**EXERCISE REQUIREMENTS**
Search the material for "against" and show all lines that contain it.

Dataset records
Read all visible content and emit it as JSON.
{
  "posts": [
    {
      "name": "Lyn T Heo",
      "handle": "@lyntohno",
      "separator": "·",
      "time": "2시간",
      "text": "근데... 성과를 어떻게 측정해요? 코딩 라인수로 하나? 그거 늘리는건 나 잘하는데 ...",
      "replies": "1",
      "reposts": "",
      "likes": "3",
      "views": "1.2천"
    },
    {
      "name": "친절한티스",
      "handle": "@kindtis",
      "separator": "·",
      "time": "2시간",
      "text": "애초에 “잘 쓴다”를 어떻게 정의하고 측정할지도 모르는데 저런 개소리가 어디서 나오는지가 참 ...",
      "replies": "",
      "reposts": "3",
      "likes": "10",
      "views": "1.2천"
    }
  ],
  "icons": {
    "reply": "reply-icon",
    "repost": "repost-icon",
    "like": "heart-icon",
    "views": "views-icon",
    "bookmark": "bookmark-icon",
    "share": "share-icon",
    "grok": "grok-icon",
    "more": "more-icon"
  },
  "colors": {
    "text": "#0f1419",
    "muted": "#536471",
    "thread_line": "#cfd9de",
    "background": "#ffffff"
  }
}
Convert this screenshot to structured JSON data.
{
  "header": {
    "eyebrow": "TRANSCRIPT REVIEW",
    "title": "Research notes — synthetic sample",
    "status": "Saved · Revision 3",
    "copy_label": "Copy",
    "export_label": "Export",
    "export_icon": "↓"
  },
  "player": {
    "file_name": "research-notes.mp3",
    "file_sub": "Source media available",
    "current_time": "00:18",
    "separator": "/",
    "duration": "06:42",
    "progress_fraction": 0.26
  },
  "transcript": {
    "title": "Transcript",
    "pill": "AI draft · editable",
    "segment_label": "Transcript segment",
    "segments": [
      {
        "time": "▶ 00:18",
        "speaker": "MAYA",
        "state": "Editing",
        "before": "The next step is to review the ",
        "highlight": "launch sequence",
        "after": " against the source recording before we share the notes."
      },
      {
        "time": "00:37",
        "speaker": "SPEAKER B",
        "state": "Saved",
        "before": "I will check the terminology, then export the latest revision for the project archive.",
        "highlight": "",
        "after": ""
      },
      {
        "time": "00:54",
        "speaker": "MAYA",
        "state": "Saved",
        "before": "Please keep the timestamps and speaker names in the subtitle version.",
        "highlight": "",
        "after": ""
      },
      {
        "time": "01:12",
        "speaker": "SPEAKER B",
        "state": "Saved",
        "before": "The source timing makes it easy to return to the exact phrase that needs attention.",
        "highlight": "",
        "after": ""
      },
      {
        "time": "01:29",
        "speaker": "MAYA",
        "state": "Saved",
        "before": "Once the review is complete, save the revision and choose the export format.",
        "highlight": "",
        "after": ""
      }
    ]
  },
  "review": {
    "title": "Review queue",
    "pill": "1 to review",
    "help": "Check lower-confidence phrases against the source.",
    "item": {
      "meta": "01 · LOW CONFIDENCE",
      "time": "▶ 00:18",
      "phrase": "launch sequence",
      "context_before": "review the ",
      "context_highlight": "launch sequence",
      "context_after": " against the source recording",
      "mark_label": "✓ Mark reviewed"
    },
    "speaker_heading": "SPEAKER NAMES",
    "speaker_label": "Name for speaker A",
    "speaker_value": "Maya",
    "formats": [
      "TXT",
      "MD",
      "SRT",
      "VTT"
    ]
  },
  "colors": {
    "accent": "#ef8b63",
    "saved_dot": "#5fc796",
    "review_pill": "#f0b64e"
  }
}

**EXPECTED OUTPUT**
        "after": " against the source recording before we share the notes."
    "help": "Check lower-confidence phrases against the source.",
      "context_after": " against the source recording",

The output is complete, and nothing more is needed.